START Text segment

Manteno man gets 2 years in prison for shoving officer, tossing mug at police during Capitol riot

A federal judge handed a two-year prison sentence Thursday to a Manteno man who admitted shoving a police officer and throwing a metal travel mug at a police line during the Jan. 6, 2021, U.S. Capitol riot but has since allegedly quibbled with the feds about his actions.

Quinn Keen, 36, also faces trial next month for driving under the influence, his attorney told U.S. District Judge Timothy Kelly in Washington, D.C. Still, the attorney acknowledged that Keen’s actions on Jan. 6 amount to “the most significant crime Mr. Keen has committed.”

He is one of nearly 50 known Illinois residents to face federal criminal charges tied to the Capitol riot.

His attorney told the judge that Keen had been influenced by an article on the Infowars website.

Keen pleaded guilty in February to assaulting, resisting or impeding officers. He admitted that he arrived at the Capitol the day of the riot with other protesters and entered a restricted area by 1:14 p.m. He joined thousands of others on the lower west terrace, where U.S. Capitol and Metropolitan police had formed a line behind a bicycle-rack barricade.

Keen confronted officers on the line, threw the contents of a water bottle at them and then threw the bottle itself, according to court documents. Meanwhile, other rioters pulled a bike rack from the police line and tossed it to the ground. When an officer bent over to pick it up, Keen shoved the officer backward with both hands, records show.

Keen then backed away but, one minute later, he threw a metal travel mug at the officers, according to the records. It hit a plexiglass riot shield and fell to the ground.

Afterward, Keen entered the Capitol at 2:38 p.m., made his way into the Rotunda and smoked a joint, records show. He left once officers began to push the crowd out. In all, he spent 37 minutes inside the building.

However, prosecutors say Keen sat for an interview with the FBI earlier this month and allegedly insisted that he did not mean to throw the metal mug at officers. He said he instead tried to throw it away from people to “get the mug out of everyone’s way.”

Keen also allegedly told the FBI he didn’t know he wasn’t allowed to enter the Capitol that day, and that he went inside to document events like a “journalist.”

“Keen not only expressed no remorse for his actions on that day, but instead expressly gave an account of his actions on Jan. 6 which minimized his criminal conduct and which disputed crucial facts which he had previously admitted under oath before the court,” prosecutors said.

END Text segment
START Records

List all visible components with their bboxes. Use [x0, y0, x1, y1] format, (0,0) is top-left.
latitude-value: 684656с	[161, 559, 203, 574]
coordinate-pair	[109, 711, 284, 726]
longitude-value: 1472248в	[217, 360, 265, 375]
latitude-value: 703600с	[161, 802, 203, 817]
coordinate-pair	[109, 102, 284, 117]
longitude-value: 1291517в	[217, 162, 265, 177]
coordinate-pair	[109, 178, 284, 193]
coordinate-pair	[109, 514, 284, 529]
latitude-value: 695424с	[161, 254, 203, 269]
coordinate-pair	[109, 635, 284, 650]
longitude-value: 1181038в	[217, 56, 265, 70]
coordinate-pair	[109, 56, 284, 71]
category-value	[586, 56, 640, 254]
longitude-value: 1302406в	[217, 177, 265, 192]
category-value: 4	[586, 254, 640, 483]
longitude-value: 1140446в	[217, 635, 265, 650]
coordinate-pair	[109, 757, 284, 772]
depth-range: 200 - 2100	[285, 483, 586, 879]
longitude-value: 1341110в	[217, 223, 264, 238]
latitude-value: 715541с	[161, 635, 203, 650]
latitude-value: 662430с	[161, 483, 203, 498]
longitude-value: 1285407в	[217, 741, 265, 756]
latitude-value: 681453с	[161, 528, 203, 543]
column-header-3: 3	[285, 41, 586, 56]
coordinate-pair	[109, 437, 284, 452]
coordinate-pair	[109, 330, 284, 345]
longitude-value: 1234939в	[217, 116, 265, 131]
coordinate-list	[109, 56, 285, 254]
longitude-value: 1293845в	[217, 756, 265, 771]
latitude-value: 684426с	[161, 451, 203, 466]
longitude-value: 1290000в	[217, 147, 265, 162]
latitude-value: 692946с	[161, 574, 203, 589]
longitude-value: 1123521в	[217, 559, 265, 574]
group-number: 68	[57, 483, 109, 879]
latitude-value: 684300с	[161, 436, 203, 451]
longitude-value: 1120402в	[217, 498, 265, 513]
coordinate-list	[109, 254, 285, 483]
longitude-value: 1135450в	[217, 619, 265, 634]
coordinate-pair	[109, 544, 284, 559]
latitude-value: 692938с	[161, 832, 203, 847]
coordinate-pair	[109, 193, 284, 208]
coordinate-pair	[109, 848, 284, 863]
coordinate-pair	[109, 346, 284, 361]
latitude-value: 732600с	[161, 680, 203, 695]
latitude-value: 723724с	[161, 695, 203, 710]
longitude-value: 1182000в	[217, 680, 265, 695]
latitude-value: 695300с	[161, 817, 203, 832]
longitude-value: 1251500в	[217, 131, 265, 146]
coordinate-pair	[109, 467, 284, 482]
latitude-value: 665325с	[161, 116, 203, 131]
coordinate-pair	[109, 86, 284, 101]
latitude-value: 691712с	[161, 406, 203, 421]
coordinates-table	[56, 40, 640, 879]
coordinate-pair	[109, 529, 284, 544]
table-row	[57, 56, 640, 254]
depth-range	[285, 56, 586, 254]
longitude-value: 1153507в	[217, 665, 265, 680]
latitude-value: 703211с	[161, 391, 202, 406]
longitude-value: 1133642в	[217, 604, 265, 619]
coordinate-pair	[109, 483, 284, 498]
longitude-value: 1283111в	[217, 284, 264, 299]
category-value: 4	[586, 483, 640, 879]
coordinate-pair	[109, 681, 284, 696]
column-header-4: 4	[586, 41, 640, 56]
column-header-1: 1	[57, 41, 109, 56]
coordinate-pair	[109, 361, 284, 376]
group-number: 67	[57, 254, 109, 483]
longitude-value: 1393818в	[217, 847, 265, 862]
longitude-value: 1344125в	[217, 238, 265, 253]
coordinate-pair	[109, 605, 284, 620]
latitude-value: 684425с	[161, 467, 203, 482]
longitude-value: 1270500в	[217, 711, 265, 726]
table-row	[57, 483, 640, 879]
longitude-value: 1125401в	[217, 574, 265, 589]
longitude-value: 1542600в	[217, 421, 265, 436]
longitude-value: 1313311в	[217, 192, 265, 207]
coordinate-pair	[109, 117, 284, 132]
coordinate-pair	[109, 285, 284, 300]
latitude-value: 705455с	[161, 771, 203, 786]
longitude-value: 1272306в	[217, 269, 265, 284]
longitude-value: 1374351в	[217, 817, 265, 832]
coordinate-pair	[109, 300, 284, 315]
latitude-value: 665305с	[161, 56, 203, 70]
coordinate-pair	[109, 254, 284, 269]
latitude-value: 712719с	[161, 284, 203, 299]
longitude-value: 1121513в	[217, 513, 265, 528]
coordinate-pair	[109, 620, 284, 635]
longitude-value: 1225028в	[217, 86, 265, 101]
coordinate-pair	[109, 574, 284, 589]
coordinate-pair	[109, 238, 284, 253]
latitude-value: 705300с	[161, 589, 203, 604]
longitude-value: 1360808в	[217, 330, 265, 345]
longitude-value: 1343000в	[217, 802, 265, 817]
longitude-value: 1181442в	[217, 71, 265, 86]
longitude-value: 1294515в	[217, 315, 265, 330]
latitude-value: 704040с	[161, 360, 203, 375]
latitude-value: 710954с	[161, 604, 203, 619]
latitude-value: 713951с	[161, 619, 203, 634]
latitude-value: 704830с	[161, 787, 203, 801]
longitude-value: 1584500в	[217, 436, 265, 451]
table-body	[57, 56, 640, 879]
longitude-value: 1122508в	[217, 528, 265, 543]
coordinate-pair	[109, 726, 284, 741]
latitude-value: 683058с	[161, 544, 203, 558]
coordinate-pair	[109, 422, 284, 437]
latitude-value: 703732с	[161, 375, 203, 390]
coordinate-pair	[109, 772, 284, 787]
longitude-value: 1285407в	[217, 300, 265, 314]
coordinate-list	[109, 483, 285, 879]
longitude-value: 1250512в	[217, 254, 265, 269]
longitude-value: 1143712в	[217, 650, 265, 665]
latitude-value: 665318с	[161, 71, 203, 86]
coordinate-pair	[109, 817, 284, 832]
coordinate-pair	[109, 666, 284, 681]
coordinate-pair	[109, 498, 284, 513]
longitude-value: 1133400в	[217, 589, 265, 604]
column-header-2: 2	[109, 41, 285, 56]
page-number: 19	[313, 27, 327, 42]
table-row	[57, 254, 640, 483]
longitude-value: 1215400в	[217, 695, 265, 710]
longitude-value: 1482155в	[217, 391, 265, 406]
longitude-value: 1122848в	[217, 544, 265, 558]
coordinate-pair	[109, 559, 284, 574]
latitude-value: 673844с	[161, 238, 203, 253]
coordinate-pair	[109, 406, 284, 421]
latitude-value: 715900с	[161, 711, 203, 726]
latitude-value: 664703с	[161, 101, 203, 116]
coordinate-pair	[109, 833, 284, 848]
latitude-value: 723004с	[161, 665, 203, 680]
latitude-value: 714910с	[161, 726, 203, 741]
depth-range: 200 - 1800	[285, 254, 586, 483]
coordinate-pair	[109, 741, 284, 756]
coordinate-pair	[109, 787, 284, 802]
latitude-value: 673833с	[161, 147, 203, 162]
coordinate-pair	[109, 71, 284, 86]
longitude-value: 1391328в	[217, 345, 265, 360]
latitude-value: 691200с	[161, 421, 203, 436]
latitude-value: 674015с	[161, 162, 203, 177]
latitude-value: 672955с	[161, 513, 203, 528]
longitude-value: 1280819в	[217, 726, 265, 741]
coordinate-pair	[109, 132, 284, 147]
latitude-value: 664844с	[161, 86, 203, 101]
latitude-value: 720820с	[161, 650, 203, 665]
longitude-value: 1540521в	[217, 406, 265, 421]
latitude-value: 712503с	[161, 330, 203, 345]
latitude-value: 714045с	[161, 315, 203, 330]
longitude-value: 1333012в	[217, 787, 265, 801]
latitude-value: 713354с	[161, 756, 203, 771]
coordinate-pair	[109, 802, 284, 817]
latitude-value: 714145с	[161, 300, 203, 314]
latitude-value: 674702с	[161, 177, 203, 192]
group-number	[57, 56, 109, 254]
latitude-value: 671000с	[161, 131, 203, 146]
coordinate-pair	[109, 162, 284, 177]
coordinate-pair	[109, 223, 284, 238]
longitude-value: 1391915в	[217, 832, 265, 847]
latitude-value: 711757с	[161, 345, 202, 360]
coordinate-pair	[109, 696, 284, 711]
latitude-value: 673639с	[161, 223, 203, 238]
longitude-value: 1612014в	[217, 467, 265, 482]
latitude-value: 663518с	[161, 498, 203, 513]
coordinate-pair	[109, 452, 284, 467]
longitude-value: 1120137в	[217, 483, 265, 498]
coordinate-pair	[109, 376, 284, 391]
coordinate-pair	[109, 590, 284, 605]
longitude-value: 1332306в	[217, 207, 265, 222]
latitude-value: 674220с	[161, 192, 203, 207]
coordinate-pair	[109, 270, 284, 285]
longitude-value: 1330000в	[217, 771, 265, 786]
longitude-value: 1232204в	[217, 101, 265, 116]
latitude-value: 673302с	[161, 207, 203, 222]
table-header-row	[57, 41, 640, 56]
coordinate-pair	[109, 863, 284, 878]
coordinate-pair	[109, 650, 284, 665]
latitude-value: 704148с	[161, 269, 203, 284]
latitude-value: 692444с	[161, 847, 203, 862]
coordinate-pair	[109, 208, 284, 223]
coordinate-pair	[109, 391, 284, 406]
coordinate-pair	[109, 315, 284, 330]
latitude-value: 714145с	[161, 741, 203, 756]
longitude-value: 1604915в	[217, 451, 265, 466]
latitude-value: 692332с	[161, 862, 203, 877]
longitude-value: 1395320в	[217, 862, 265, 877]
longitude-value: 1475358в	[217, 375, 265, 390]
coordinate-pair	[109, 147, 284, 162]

END Records

*Try it*
Please return, word for word, the part of the article on the Manteno man's sentencing that begins at the words "He is one of" and stops after "a bicycle-rack barricade.".

*Your response*
He is one of nearly 50 known Illinois residents to face federal criminal charges tied to the Capitol riot.

His attorney told the judge that Keen had been influenced by an article on the Infowars website.

Keen pleaded guilty in February to assaulting, resisting or impeding officers. He admitted that he arrived at the Capitol the day of the riot with other protesters and entered a restricted area by 1:14 p.m. He joined thousands of others on the lower west terrace, where U.S. Capitol and Metropolitan police had formed a line behind a bicycle-rack barricade.